## Input rows
####################
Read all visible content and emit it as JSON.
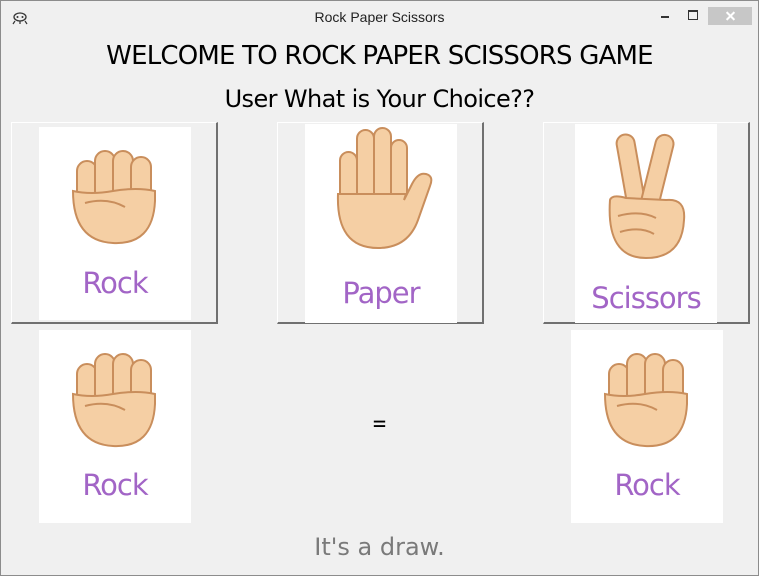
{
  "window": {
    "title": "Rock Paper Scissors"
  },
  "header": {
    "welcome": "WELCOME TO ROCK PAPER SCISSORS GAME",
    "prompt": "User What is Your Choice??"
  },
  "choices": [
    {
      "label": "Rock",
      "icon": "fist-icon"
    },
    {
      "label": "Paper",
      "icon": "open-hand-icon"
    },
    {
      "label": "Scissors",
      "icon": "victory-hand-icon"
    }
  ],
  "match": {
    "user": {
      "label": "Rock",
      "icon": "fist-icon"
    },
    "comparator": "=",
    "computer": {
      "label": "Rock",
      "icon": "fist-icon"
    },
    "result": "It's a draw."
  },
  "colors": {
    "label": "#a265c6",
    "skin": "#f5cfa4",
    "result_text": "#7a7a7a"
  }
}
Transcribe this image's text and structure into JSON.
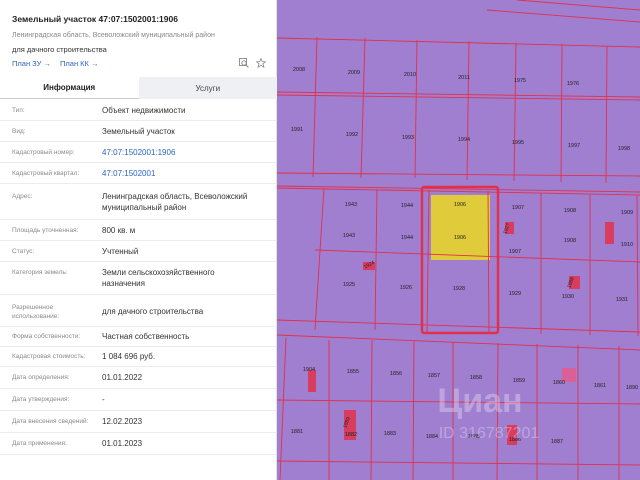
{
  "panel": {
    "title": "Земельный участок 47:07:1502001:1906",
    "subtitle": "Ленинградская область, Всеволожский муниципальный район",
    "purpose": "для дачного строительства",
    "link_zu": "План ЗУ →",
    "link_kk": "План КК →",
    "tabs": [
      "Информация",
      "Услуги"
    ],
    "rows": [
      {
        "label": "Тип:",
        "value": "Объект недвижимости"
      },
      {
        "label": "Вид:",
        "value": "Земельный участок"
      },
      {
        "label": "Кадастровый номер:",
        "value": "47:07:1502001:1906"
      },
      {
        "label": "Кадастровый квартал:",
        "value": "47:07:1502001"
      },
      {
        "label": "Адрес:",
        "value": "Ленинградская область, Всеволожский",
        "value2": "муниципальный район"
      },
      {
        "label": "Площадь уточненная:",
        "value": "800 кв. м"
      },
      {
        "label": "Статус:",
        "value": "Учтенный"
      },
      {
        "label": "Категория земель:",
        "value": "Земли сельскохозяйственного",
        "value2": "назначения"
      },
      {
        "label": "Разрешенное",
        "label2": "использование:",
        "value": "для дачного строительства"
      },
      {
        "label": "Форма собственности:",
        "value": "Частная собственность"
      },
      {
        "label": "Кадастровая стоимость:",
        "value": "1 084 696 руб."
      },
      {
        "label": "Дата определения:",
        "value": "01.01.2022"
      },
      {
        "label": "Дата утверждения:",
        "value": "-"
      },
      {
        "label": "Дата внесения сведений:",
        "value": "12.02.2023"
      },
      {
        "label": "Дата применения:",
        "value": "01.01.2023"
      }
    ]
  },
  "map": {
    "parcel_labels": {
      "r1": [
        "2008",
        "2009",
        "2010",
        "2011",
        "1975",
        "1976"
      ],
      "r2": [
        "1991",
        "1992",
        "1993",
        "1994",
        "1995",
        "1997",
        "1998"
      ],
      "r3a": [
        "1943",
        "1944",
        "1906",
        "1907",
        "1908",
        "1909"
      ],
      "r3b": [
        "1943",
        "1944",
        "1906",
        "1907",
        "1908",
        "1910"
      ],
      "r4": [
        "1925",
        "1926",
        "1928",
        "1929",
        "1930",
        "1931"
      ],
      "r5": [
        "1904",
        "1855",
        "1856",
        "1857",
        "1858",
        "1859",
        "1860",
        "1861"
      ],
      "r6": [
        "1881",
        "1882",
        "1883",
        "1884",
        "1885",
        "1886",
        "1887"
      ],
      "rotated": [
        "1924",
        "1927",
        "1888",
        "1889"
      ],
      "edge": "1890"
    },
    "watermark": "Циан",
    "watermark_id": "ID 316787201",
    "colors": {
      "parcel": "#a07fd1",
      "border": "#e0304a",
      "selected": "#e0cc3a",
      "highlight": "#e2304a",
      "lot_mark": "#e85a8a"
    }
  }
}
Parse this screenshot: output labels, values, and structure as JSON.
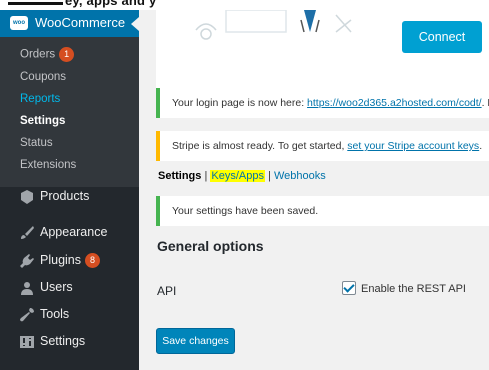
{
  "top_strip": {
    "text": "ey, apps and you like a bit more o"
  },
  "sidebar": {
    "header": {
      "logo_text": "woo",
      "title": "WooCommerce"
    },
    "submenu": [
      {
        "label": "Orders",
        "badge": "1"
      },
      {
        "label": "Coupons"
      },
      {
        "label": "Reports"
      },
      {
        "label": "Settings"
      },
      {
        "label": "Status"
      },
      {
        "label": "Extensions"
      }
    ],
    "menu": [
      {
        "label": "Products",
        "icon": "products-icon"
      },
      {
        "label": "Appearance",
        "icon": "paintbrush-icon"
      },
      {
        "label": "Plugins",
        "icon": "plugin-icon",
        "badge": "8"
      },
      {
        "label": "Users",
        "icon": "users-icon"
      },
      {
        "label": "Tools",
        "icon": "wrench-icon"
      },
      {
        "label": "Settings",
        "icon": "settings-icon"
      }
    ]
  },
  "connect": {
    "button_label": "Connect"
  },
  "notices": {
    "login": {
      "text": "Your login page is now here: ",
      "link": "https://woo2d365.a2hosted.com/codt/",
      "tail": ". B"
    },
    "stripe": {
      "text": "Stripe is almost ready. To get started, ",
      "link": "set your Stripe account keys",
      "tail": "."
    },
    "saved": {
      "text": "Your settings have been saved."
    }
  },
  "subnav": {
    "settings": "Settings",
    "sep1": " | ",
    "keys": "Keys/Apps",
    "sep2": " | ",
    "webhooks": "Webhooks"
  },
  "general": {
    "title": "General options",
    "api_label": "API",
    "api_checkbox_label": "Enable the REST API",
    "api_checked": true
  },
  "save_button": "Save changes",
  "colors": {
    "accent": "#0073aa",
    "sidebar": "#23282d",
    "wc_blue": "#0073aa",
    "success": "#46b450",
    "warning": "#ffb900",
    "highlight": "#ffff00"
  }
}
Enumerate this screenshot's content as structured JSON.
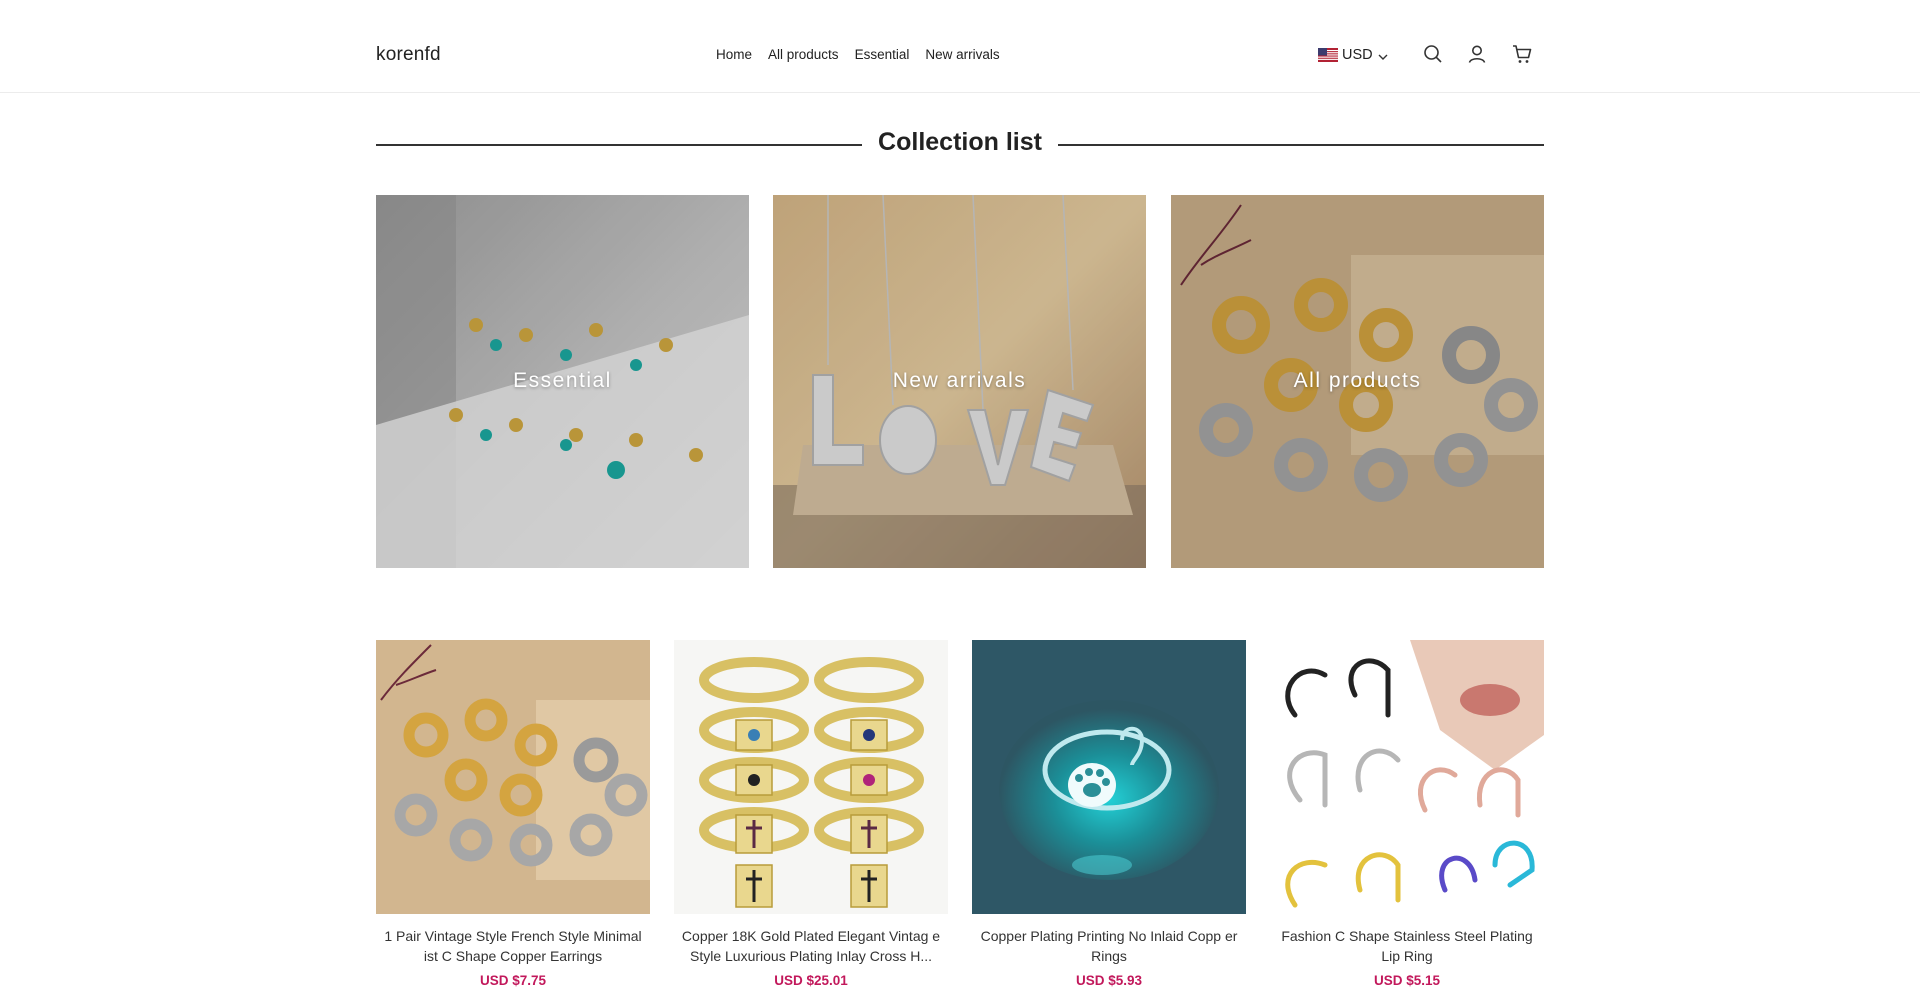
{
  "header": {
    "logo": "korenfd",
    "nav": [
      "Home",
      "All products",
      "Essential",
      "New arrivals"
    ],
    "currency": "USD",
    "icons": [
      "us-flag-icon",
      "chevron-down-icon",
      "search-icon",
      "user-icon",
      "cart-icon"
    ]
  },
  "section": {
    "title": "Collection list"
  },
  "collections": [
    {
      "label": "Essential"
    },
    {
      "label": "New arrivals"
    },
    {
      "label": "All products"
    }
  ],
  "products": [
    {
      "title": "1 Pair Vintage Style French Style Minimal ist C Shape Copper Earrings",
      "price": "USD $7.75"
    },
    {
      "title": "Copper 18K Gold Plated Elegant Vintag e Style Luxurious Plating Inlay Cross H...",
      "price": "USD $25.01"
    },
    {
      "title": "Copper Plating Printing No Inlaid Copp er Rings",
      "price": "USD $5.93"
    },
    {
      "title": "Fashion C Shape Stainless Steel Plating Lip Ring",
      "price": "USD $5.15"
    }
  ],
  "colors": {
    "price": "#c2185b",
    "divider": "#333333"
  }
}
####################
## What the exercise asks
Check all the records above and select each line where the string "Земельный" is found.

## Output
    "title": "Земельный участок 47:07:1502001:1906",
        "value": "Земельный участок"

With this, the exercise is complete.